◆ Stated exercise: Find how many lines in the data below include the word "grid", then write only that number.

(Collection entries)
--- begin ---
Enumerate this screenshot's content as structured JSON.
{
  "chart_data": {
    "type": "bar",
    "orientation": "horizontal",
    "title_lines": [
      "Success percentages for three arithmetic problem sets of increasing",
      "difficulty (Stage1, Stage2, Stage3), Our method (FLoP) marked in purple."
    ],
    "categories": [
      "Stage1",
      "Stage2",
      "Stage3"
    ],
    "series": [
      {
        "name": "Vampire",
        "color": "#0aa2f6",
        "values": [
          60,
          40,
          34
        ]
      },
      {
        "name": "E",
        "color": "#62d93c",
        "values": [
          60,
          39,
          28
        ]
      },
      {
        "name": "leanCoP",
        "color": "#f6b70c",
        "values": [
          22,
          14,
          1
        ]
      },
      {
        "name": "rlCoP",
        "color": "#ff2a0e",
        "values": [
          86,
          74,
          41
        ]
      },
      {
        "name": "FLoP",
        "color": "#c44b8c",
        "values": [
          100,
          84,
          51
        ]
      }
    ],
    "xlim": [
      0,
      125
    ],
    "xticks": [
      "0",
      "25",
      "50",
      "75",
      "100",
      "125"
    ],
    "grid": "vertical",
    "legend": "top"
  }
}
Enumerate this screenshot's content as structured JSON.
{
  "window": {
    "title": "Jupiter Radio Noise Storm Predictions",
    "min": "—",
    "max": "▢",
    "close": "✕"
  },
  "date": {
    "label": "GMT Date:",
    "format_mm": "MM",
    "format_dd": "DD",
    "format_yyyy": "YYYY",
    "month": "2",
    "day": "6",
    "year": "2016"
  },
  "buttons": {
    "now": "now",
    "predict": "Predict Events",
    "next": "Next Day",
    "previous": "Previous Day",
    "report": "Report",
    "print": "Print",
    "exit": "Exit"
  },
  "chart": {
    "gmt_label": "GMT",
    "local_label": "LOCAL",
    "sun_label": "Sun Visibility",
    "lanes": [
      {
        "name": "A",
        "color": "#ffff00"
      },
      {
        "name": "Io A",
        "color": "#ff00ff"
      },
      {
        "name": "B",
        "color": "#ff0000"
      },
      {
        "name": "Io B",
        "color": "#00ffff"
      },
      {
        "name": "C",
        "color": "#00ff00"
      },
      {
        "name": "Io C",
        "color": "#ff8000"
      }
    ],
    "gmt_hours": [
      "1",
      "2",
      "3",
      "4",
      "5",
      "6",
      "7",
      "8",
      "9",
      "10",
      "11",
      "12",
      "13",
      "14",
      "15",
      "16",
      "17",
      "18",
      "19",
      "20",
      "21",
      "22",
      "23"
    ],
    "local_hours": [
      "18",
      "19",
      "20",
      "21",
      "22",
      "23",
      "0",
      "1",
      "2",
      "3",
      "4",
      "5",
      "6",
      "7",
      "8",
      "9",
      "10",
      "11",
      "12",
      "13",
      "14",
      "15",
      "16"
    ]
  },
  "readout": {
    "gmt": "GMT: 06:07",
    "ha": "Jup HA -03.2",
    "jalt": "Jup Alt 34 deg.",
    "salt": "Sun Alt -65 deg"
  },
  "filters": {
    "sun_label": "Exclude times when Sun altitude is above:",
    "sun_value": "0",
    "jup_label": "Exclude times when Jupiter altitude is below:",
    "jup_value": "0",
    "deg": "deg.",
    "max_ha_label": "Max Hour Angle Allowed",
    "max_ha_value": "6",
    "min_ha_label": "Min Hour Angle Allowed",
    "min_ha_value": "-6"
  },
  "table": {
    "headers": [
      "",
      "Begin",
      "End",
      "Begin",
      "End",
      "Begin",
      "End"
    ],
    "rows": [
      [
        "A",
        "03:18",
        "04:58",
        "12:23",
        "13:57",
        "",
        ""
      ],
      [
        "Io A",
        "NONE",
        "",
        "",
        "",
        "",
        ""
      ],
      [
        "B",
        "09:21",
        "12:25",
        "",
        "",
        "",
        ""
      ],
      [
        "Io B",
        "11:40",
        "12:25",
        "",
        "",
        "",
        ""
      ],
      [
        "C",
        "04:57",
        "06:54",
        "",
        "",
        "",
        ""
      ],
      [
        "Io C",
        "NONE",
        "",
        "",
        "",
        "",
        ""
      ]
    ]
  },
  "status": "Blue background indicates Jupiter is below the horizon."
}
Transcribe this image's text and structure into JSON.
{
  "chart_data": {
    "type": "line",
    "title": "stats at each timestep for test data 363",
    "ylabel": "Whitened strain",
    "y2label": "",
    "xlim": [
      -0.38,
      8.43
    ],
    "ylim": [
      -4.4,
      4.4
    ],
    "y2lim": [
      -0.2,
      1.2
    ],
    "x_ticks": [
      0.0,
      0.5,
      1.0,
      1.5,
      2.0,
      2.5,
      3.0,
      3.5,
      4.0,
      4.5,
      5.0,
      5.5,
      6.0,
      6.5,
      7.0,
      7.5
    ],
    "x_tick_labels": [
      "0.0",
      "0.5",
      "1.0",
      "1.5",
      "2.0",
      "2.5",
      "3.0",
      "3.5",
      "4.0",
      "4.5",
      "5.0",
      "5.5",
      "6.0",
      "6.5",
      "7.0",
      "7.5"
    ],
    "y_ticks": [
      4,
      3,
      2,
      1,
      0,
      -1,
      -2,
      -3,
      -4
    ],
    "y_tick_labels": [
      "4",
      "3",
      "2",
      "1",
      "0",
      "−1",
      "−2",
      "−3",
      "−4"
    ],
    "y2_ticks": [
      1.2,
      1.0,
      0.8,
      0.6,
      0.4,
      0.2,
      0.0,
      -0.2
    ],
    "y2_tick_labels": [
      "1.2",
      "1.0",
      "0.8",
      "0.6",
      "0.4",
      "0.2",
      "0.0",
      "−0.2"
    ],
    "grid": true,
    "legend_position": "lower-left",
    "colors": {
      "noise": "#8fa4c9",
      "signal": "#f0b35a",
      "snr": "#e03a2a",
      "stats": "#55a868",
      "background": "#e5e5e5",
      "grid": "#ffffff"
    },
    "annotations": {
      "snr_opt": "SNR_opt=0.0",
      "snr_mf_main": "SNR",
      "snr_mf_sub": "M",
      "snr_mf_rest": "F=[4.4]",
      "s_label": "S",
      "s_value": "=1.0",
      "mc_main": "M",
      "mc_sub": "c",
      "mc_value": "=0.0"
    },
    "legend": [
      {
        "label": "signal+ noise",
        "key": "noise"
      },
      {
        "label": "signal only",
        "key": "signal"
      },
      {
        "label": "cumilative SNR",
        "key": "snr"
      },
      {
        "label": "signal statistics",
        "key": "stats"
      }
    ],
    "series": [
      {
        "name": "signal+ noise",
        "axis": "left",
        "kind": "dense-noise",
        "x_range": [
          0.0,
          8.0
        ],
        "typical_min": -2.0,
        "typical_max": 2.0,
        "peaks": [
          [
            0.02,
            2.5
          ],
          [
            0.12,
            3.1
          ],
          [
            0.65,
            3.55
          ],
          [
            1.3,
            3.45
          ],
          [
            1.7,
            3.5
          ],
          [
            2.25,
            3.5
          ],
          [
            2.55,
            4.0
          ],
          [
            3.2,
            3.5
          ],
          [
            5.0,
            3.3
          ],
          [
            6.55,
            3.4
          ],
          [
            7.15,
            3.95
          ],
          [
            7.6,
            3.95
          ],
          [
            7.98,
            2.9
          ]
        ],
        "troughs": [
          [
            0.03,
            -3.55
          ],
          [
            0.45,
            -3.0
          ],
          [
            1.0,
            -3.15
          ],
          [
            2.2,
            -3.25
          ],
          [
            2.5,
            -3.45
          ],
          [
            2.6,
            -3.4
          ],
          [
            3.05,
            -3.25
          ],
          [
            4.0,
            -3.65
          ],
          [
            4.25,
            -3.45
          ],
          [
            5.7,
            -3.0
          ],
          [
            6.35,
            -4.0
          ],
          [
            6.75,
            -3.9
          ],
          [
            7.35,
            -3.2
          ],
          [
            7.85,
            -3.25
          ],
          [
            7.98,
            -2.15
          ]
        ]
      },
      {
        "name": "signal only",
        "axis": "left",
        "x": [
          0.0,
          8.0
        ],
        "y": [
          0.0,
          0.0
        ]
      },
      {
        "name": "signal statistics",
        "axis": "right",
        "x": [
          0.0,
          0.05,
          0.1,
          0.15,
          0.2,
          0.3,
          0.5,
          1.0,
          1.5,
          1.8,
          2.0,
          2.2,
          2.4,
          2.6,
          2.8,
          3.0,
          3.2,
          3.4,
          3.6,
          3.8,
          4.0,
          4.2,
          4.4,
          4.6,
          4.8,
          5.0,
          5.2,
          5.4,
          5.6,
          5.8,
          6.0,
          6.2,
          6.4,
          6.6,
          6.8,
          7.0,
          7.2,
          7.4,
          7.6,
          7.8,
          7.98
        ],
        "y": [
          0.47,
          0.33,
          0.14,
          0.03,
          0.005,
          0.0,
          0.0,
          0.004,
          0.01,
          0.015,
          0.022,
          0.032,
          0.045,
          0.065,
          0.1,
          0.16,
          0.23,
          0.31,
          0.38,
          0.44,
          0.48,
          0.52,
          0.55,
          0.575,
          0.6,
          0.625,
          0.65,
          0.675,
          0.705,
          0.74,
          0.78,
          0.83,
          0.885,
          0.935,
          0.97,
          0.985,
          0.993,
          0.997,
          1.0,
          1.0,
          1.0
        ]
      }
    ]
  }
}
--- end ---
◆ The completed task: 3